» **To be done**
Every entry must be copied word for word.

(Stored entries)
···

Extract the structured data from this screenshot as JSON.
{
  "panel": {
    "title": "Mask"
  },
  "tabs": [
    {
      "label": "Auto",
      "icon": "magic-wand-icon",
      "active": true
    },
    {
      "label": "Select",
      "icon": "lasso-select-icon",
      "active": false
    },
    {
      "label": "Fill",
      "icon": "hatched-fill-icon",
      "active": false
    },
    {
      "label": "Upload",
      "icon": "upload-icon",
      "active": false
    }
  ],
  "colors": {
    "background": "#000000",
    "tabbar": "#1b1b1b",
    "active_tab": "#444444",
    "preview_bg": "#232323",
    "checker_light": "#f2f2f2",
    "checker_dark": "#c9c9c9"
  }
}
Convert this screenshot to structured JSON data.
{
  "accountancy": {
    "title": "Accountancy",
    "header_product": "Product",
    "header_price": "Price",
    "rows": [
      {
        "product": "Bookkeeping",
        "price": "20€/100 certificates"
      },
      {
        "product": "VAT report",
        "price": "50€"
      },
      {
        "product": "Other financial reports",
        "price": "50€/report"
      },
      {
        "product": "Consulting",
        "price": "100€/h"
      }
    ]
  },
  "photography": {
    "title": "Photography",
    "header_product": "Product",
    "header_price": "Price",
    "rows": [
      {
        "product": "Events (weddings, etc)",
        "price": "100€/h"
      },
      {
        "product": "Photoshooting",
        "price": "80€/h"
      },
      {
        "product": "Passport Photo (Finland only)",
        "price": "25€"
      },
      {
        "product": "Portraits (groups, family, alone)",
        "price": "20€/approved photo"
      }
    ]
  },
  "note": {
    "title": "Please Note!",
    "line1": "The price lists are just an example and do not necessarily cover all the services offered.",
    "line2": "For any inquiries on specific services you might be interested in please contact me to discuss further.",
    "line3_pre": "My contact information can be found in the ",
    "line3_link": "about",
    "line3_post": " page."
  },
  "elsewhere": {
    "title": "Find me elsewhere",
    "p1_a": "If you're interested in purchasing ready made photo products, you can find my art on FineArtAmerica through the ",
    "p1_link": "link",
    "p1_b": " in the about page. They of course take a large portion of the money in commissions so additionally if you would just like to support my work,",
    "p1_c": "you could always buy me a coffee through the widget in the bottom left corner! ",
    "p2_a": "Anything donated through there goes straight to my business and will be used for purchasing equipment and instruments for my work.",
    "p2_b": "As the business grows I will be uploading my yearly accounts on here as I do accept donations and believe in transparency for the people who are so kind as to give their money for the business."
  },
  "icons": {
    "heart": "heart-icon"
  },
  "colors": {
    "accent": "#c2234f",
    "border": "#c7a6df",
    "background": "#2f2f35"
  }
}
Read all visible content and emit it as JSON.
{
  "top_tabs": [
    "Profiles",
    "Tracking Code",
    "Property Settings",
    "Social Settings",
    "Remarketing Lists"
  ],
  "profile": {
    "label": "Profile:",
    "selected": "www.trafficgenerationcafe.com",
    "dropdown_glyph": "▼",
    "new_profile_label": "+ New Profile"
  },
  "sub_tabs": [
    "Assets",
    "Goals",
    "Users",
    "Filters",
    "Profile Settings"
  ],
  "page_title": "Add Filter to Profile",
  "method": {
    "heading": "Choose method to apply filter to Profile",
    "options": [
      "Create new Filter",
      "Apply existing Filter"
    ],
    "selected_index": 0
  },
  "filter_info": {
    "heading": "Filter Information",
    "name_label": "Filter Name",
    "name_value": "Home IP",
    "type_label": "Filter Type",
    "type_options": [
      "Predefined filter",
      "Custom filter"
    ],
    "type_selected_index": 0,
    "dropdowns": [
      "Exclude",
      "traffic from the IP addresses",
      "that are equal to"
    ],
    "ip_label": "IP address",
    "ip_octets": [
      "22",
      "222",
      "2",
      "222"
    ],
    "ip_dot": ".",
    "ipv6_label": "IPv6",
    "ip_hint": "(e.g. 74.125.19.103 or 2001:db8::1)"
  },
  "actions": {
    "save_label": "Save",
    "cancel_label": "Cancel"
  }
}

···

» **Answer for the task**
Extract the structured data from this screenshot as JSON.
{
  "panel": {
    "title": "Mask"
  },
  "tabs": [
    {
      "label": "Auto",
      "icon": "magic-wand-icon",
      "active": true
    },
    {
      "label": "Select",
      "icon": "lasso-select-icon",
      "active": false
    },
    {
      "label": "Fill",
      "icon": "hatched-fill-icon",
      "active": false
    },
    {
      "label": "Upload",
      "icon": "upload-icon",
      "active": false
    }
  ],
  "colors": {
    "background": "#000000",
    "tabbar": "#1b1b1b",
    "active_tab": "#444444",
    "preview_bg": "#232323",
    "checker_light": "#f2f2f2",
    "checker_dark": "#c9c9c9"
  }
}
Convert this screenshot to structured JSON data.
{
  "accountancy": {
    "title": "Accountancy",
    "header_product": "Product",
    "header_price": "Price",
    "rows": [
      {
        "product": "Bookkeeping",
        "price": "20€/100 certificates"
      },
      {
        "product": "VAT report",
        "price": "50€"
      },
      {
        "product": "Other financial reports",
        "price": "50€/report"
      },
      {
        "product": "Consulting",
        "price": "100€/h"
      }
    ]
  },
  "photography": {
    "title": "Photography",
    "header_product": "Product",
    "header_price": "Price",
    "rows": [
      {
        "product": "Events (weddings, etc)",
        "price": "100€/h"
      },
      {
        "product": "Photoshooting",
        "price": "80€/h"
      },
      {
        "product": "Passport Photo (Finland only)",
        "price": "25€"
      },
      {
        "product": "Portraits (groups, family, alone)",
        "price": "20€/approved photo"
      }
    ]
  },
  "note": {
    "title": "Please Note!",
    "line1": "The price lists are just an example and do not necessarily cover all the services offered.",
    "line2": "For any inquiries on specific services you might be interested in please contact me to discuss further.",
    "line3_pre": "My contact information can be found in the ",
    "line3_link": "about",
    "line3_post": " page."
  },
  "elsewhere": {
    "title": "Find me elsewhere",
    "p1_a": "If you're interested in purchasing ready made photo products, you can find my art on FineArtAmerica through the ",
    "p1_link": "link",
    "p1_b": " in the about page. They of course take a large portion of the money in commissions so additionally if you would just like to support my work,",
    "p1_c": "you could always buy me a coffee through the widget in the bottom left corner! ",
    "p2_a": "Anything donated through there goes straight to my business and will be used for purchasing equipment and instruments for my work.",
    "p2_b": "As the business grows I will be uploading my yearly accounts on here as I do accept donations and believe in transparency for the people who are so kind as to give their money for the business."
  },
  "icons": {
    "heart": "heart-icon"
  },
  "colors": {
    "accent": "#c2234f",
    "border": "#c7a6df",
    "background": "#2f2f35"
  }
}
Read all visible content and emit it as JSON.
{
  "top_tabs": [
    "Profiles",
    "Tracking Code",
    "Property Settings",
    "Social Settings",
    "Remarketing Lists"
  ],
  "profile": {
    "label": "Profile:",
    "selected": "www.trafficgenerationcafe.com",
    "dropdown_glyph": "▼",
    "new_profile_label": "+ New Profile"
  },
  "sub_tabs": [
    "Assets",
    "Goals",
    "Users",
    "Filters",
    "Profile Settings"
  ],
  "page_title": "Add Filter to Profile",
  "method": {
    "heading": "Choose method to apply filter to Profile",
    "options": [
      "Create new Filter",
      "Apply existing Filter"
    ],
    "selected_index": 0
  },
  "filter_info": {
    "heading": "Filter Information",
    "name_label": "Filter Name",
    "name_value": "Home IP",
    "type_label": "Filter Type",
    "type_options": [
      "Predefined filter",
      "Custom filter"
    ],
    "type_selected_index": 0,
    "dropdowns": [
      "Exclude",
      "traffic from the IP addresses",
      "that are equal to"
    ],
    "ip_label": "IP address",
    "ip_octets": [
      "22",
      "222",
      "2",
      "222"
    ],
    "ip_dot": ".",
    "ipv6_label": "IPv6",
    "ip_hint": "(e.g. 74.125.19.103 or 2001:db8::1)"
  },
  "actions": {
    "save_label": "Save",
    "cancel_label": "Cancel"
  }
}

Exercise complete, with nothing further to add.